::: EXERCISE MATERIALS :::

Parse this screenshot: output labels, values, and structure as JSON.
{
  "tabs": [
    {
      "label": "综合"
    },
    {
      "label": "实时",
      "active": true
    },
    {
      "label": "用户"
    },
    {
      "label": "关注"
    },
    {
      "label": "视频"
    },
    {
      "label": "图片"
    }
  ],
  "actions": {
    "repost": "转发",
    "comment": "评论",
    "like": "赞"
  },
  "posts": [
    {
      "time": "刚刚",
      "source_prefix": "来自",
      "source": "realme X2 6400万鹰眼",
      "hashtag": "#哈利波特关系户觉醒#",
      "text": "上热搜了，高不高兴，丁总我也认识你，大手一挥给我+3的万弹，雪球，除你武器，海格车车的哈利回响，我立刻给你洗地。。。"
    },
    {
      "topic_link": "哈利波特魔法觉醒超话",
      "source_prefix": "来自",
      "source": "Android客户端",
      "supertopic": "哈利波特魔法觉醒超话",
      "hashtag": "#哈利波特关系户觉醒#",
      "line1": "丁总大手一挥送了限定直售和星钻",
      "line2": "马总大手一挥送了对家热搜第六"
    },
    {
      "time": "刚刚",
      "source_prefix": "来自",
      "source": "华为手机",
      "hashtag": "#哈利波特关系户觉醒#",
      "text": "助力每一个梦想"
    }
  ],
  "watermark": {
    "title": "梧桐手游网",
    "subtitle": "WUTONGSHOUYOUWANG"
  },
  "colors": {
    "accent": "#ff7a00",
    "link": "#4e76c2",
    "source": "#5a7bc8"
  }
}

:::

▶ **REQUIREMENT**
Faithfully copy every entry, leaving nothing out.

▶ **EXERCISE RESPONSE**
Parse this screenshot: output labels, values, and structure as JSON.
{
  "tabs": [
    {
      "label": "综合"
    },
    {
      "label": "实时",
      "active": true
    },
    {
      "label": "用户"
    },
    {
      "label": "关注"
    },
    {
      "label": "视频"
    },
    {
      "label": "图片"
    }
  ],
  "actions": {
    "repost": "转发",
    "comment": "评论",
    "like": "赞"
  },
  "posts": [
    {
      "time": "刚刚",
      "source_prefix": "来自",
      "source": "realme X2 6400万鹰眼",
      "hashtag": "#哈利波特关系户觉醒#",
      "text": "上热搜了，高不高兴，丁总我也认识你，大手一挥给我+3的万弹，雪球，除你武器，海格车车的哈利回响，我立刻给你洗地。。。"
    },
    {
      "topic_link": "哈利波特魔法觉醒超话",
      "source_prefix": "来自",
      "source": "Android客户端",
      "supertopic": "哈利波特魔法觉醒超话",
      "hashtag": "#哈利波特关系户觉醒#",
      "line1": "丁总大手一挥送了限定直售和星钻",
      "line2": "马总大手一挥送了对家热搜第六"
    },
    {
      "time": "刚刚",
      "source_prefix": "来自",
      "source": "华为手机",
      "hashtag": "#哈利波特关系户觉醒#",
      "text": "助力每一个梦想"
    }
  ],
  "watermark": {
    "title": "梧桐手游网",
    "subtitle": "WUTONGSHOUYOUWANG"
  },
  "colors": {
    "accent": "#ff7a00",
    "link": "#4e76c2",
    "source": "#5a7bc8"
  }
}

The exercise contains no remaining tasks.